=== INPUT RECORDS ===
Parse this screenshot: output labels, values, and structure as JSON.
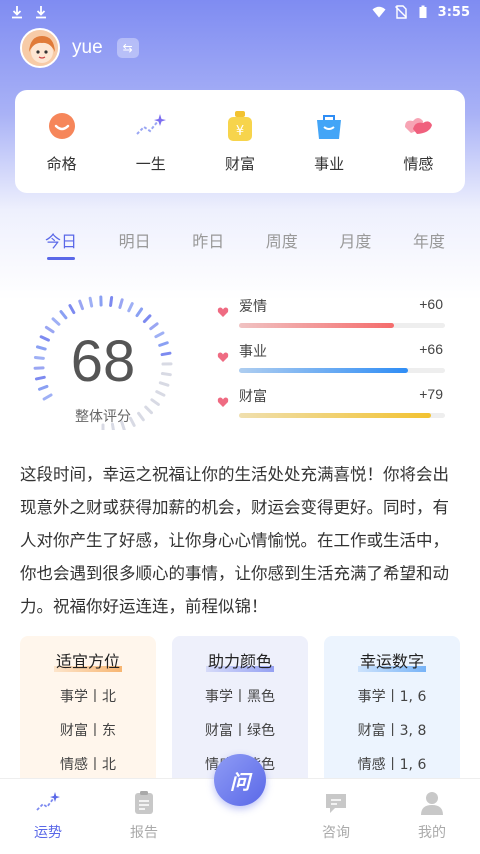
{
  "status_bar": {
    "time": "3:55"
  },
  "user": {
    "name": "yue"
  },
  "categories": [
    {
      "label": "命格",
      "icon": "face-icon"
    },
    {
      "label": "一生",
      "icon": "sparkle-line-icon"
    },
    {
      "label": "财富",
      "icon": "money-bag-icon"
    },
    {
      "label": "事业",
      "icon": "briefcase-icon"
    },
    {
      "label": "情感",
      "icon": "hearts-icon"
    }
  ],
  "tabs": [
    "今日",
    "明日",
    "昨日",
    "周度",
    "月度",
    "年度"
  ],
  "active_tab": "今日",
  "score": {
    "value": "68",
    "label": "整体评分",
    "fraction": 0.68
  },
  "bars": [
    {
      "name": "爱情",
      "value": "+60",
      "fraction": 0.75,
      "color": "#f56c6c"
    },
    {
      "name": "事业",
      "value": "+66",
      "fraction": 0.82,
      "color": "#2f8df5"
    },
    {
      "name": "财富",
      "value": "+79",
      "fraction": 0.93,
      "color": "#f2c230"
    }
  ],
  "fortune_text": "这段时间，幸运之祝福让你的生活处处充满喜悦！你将会出现意外之财或获得加薪的机会，财运会变得更好。同时，有人对你产生了好感，让你身心心情愉悦。在工作或生活中，你也会遇到很多顺心的事情，让你感到生活充满了希望和动力。祝福你好运连连，前程似锦！",
  "info_cards": [
    {
      "title": "适宜方位",
      "items": [
        "事学丨北",
        "财富丨东",
        "情感丨北"
      ],
      "bg": "#fff6ec",
      "accent": "#f5a552"
    },
    {
      "title": "助力颜色",
      "items": [
        "事学丨黑色",
        "财富丨绿色",
        "情感丨紫色"
      ],
      "bg": "#eef0fb",
      "accent": "#7e8cf0"
    },
    {
      "title": "幸运数字",
      "items": [
        "事学丨1, 6",
        "财富丨3, 8",
        "情感丨1, 6"
      ],
      "bg": "#ecf4fe",
      "accent": "#5aa3f5"
    }
  ],
  "nav": [
    {
      "label": "运势",
      "icon": "sparkle-line-icon",
      "active": true
    },
    {
      "label": "报告",
      "icon": "report-icon",
      "active": false
    },
    {
      "label": "咨询",
      "icon": "chat-icon",
      "active": false
    },
    {
      "label": "我的",
      "icon": "person-icon",
      "active": false
    }
  ],
  "center_button": {
    "label": "问"
  },
  "colors": {
    "accent": "#5a68e8",
    "hero": "#7f8cf2"
  }
}
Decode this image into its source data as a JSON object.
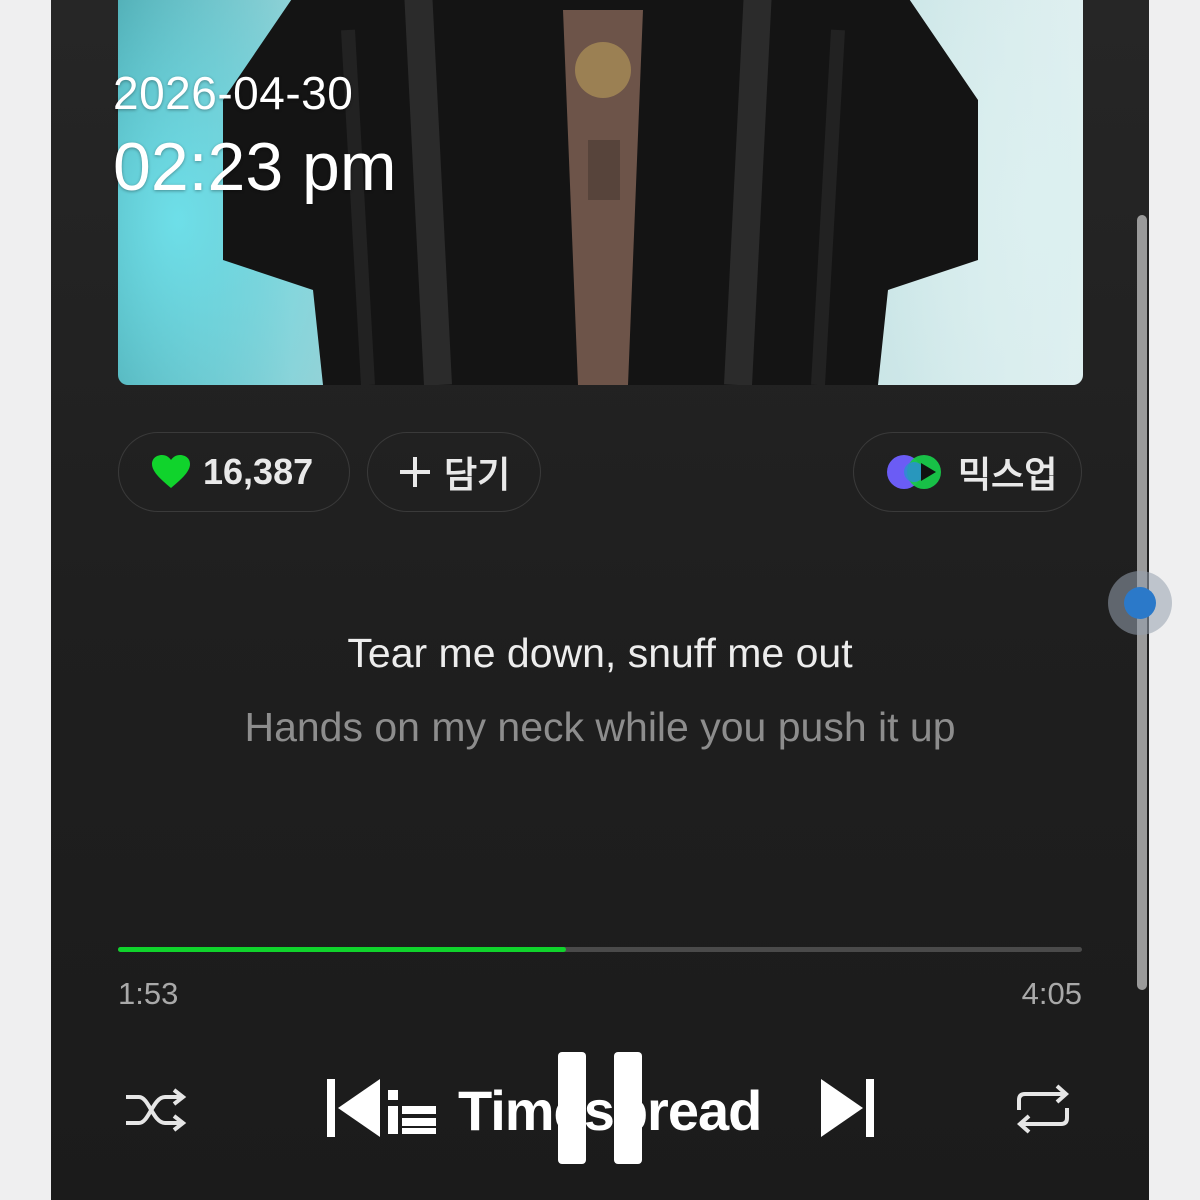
===
GIVEN PROBLEM: Excluding the pictures, reproduce every entry exactly as given.

SOLUTION FOR THIS PROBLEM:
Parse this screenshot: output labels, values, and structure as JSON.
{
  "status_bar": {
    "time": "3:55"
  },
  "user": {
    "name": "yue"
  },
  "categories": [
    {
      "label": "命格",
      "icon": "face-icon"
    },
    {
      "label": "一生",
      "icon": "sparkle-line-icon"
    },
    {
      "label": "财富",
      "icon": "money-bag-icon"
    },
    {
      "label": "事业",
      "icon": "briefcase-icon"
    },
    {
      "label": "情感",
      "icon": "hearts-icon"
    }
  ],
  "tabs": [
    "今日",
    "明日",
    "昨日",
    "周度",
    "月度",
    "年度"
  ],
  "active_tab": "今日",
  "score": {
    "value": "68",
    "label": "整体评分",
    "fraction": 0.68
  },
  "bars": [
    {
      "name": "爱情",
      "value": "+60",
      "fraction": 0.75,
      "color": "#f56c6c"
    },
    {
      "name": "事业",
      "value": "+66",
      "fraction": 0.82,
      "color": "#2f8df5"
    },
    {
      "name": "财富",
      "value": "+79",
      "fraction": 0.93,
      "color": "#f2c230"
    }
  ],
  "fortune_text": "这段时间，幸运之祝福让你的生活处处充满喜悦！你将会出现意外之财或获得加薪的机会，财运会变得更好。同时，有人对你产生了好感，让你身心心情愉悦。在工作或生活中，你也会遇到很多顺心的事情，让你感到生活充满了希望和动力。祝福你好运连连，前程似锦！",
  "info_cards": [
    {
      "title": "适宜方位",
      "items": [
        "事学丨北",
        "财富丨东",
        "情感丨北"
      ],
      "bg": "#fff6ec",
      "accent": "#f5a552"
    },
    {
      "title": "助力颜色",
      "items": [
        "事学丨黑色",
        "财富丨绿色",
        "情感丨紫色"
      ],
      "bg": "#eef0fb",
      "accent": "#7e8cf0"
    },
    {
      "title": "幸运数字",
      "items": [
        "事学丨1, 6",
        "财富丨3, 8",
        "情感丨1, 6"
      ],
      "bg": "#ecf4fe",
      "accent": "#5aa3f5"
    }
  ],
  "nav": [
    {
      "label": "运势",
      "icon": "sparkle-line-icon",
      "active": true
    },
    {
      "label": "报告",
      "icon": "report-icon",
      "active": false
    },
    {
      "label": "咨询",
      "icon": "chat-icon",
      "active": false
    },
    {
      "label": "我的",
      "icon": "person-icon",
      "active": false
    }
  ],
  "center_button": {
    "label": "问"
  },
  "colors": {
    "accent": "#5a68e8",
    "hero": "#7f8cf2"
  }
}
Decode this image into its source data as a JSON object.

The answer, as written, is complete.